Every line of the records must be repeated exactly; pictures stay out.
··· DATASET RECORDS ···
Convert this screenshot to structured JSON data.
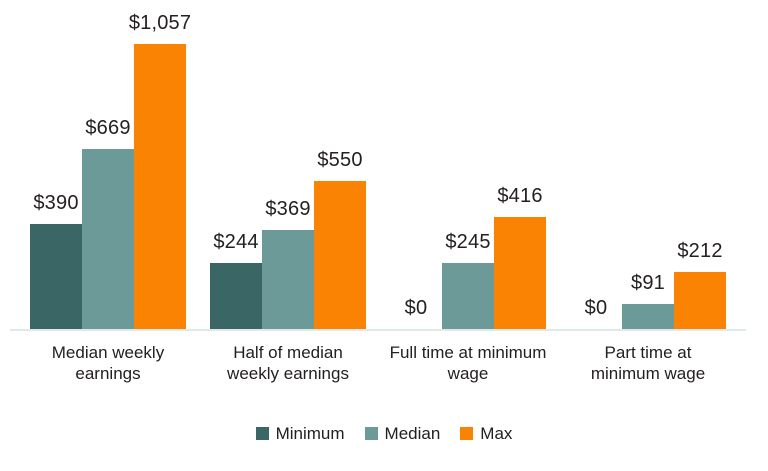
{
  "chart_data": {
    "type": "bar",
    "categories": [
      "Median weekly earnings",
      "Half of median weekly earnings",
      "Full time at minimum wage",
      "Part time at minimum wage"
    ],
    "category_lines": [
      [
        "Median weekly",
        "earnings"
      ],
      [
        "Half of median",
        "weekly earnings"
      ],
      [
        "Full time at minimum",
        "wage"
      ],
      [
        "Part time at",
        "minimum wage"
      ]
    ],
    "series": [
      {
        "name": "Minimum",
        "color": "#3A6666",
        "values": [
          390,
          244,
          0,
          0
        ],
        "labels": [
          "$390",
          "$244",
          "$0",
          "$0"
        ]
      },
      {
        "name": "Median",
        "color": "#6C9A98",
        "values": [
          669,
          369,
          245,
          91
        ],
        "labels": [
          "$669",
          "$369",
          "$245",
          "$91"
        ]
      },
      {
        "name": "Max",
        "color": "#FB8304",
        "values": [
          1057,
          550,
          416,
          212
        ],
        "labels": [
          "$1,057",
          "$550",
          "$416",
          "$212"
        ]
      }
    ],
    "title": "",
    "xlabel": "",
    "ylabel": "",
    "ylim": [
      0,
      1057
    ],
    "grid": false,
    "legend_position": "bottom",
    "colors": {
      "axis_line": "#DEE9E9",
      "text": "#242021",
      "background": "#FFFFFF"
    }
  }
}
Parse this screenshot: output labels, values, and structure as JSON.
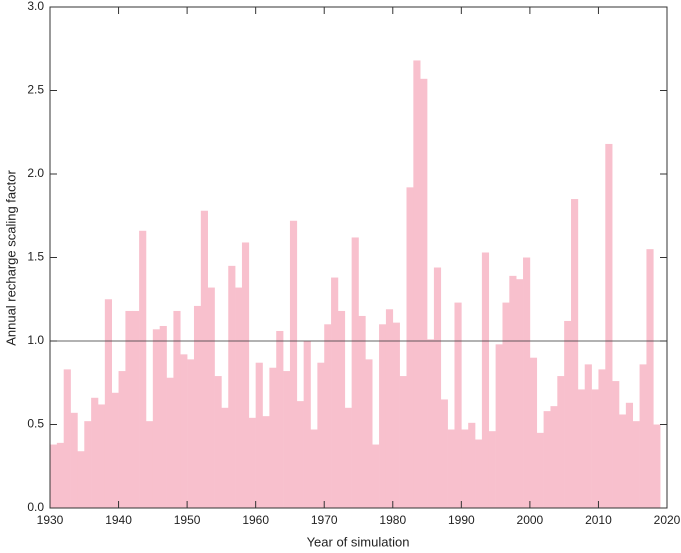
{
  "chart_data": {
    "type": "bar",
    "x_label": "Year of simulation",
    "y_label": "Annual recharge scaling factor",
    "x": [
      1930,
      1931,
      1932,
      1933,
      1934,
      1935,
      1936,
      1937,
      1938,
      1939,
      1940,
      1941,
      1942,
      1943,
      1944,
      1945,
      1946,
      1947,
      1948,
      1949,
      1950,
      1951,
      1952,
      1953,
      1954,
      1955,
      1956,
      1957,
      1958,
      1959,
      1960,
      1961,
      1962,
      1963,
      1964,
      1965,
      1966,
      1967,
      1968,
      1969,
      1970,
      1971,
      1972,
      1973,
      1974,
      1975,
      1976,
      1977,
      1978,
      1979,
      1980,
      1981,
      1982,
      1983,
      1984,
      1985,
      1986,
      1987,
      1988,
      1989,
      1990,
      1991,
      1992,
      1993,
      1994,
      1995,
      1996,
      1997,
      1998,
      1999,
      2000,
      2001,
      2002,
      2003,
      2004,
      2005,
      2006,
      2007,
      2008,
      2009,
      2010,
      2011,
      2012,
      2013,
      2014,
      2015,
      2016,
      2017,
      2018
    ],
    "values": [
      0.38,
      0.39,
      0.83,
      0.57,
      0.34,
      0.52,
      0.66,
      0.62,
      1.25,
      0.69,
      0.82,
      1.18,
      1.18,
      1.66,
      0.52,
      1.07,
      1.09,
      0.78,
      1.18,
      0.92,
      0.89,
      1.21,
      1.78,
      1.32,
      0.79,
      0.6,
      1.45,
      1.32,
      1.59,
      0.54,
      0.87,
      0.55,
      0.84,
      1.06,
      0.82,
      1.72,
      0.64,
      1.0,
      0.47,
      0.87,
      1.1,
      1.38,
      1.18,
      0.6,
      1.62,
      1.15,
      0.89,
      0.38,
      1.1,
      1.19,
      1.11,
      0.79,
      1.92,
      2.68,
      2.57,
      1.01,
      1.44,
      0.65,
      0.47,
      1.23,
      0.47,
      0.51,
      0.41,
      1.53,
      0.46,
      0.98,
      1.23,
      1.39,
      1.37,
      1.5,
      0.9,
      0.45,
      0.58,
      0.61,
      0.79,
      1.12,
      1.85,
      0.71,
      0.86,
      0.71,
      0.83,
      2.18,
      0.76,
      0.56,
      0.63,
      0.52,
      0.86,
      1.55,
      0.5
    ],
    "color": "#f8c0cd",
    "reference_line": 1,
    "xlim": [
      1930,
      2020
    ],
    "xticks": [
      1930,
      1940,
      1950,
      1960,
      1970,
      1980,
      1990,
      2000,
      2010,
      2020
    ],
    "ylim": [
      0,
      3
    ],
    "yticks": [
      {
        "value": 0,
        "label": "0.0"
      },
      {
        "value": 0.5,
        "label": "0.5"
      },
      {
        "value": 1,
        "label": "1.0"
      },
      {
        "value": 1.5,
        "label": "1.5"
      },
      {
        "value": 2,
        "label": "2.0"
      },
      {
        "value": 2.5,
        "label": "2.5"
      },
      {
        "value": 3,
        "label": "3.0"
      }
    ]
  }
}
···
§ TASK RESPONSE
Convert this screenshot to structured JSON data.
{
  "chart_data": {
    "type": "bar",
    "categories": [
      "Median weekly earnings",
      "Half of median weekly earnings",
      "Full time at minimum wage",
      "Part time at minimum wage"
    ],
    "category_lines": [
      [
        "Median weekly",
        "earnings"
      ],
      [
        "Half of median",
        "weekly earnings"
      ],
      [
        "Full time at minimum",
        "wage"
      ],
      [
        "Part time at",
        "minimum wage"
      ]
    ],
    "series": [
      {
        "name": "Minimum",
        "color": "#3A6666",
        "values": [
          390,
          244,
          0,
          0
        ],
        "labels": [
          "$390",
          "$244",
          "$0",
          "$0"
        ]
      },
      {
        "name": "Median",
        "color": "#6C9A98",
        "values": [
          669,
          369,
          245,
          91
        ],
        "labels": [
          "$669",
          "$369",
          "$245",
          "$91"
        ]
      },
      {
        "name": "Max",
        "color": "#FB8304",
        "values": [
          1057,
          550,
          416,
          212
        ],
        "labels": [
          "$1,057",
          "$550",
          "$416",
          "$212"
        ]
      }
    ],
    "title": "",
    "xlabel": "",
    "ylabel": "",
    "ylim": [
      0,
      1057
    ],
    "grid": false,
    "legend_position": "bottom",
    "colors": {
      "axis_line": "#DEE9E9",
      "text": "#242021",
      "background": "#FFFFFF"
    }
  }
}
Parse this screenshot: output labels, values, and structure as JSON.
{
  "chart_data": {
    "type": "bar",
    "x_label": "Year of simulation",
    "y_label": "Annual recharge scaling factor",
    "x": [
      1930,
      1931,
      1932,
      1933,
      1934,
      1935,
      1936,
      1937,
      1938,
      1939,
      1940,
      1941,
      1942,
      1943,
      1944,
      1945,
      1946,
      1947,
      1948,
      1949,
      1950,
      1951,
      1952,
      1953,
      1954,
      1955,
      1956,
      1957,
      1958,
      1959,
      1960,
      1961,
      1962,
      1963,
      1964,
      1965,
      1966,
      1967,
      1968,
      1969,
      1970,
      1971,
      1972,
      1973,
      1974,
      1975,
      1976,
      1977,
      1978,
      1979,
      1980,
      1981,
      1982,
      1983,
      1984,
      1985,
      1986,
      1987,
      1988,
      1989,
      1990,
      1991,
      1992,
      1993,
      1994,
      1995,
      1996,
      1997,
      1998,
      1999,
      2000,
      2001,
      2002,
      2003,
      2004,
      2005,
      2006,
      2007,
      2008,
      2009,
      2010,
      2011,
      2012,
      2013,
      2014,
      2015,
      2016,
      2017,
      2018
    ],
    "values": [
      0.38,
      0.39,
      0.83,
      0.57,
      0.34,
      0.52,
      0.66,
      0.62,
      1.25,
      0.69,
      0.82,
      1.18,
      1.18,
      1.66,
      0.52,
      1.07,
      1.09,
      0.78,
      1.18,
      0.92,
      0.89,
      1.21,
      1.78,
      1.32,
      0.79,
      0.6,
      1.45,
      1.32,
      1.59,
      0.54,
      0.87,
      0.55,
      0.84,
      1.06,
      0.82,
      1.72,
      0.64,
      1.0,
      0.47,
      0.87,
      1.1,
      1.38,
      1.18,
      0.6,
      1.62,
      1.15,
      0.89,
      0.38,
      1.1,
      1.19,
      1.11,
      0.79,
      1.92,
      2.68,
      2.57,
      1.01,
      1.44,
      0.65,
      0.47,
      1.23,
      0.47,
      0.51,
      0.41,
      1.53,
      0.46,
      0.98,
      1.23,
      1.39,
      1.37,
      1.5,
      0.9,
      0.45,
      0.58,
      0.61,
      0.79,
      1.12,
      1.85,
      0.71,
      0.86,
      0.71,
      0.83,
      2.18,
      0.76,
      0.56,
      0.63,
      0.52,
      0.86,
      1.55,
      0.5
    ],
    "color": "#f8c0cd",
    "reference_line": 1,
    "xlim": [
      1930,
      2020
    ],
    "xticks": [
      1930,
      1940,
      1950,
      1960,
      1970,
      1980,
      1990,
      2000,
      2010,
      2020
    ],
    "ylim": [
      0,
      3
    ],
    "yticks": [
      {
        "value": 0,
        "label": "0.0"
      },
      {
        "value": 0.5,
        "label": "0.5"
      },
      {
        "value": 1,
        "label": "1.0"
      },
      {
        "value": 1.5,
        "label": "1.5"
      },
      {
        "value": 2,
        "label": "2.0"
      },
      {
        "value": 2.5,
        "label": "2.5"
      },
      {
        "value": 3,
        "label": "3.0"
      }
    ]
  }
}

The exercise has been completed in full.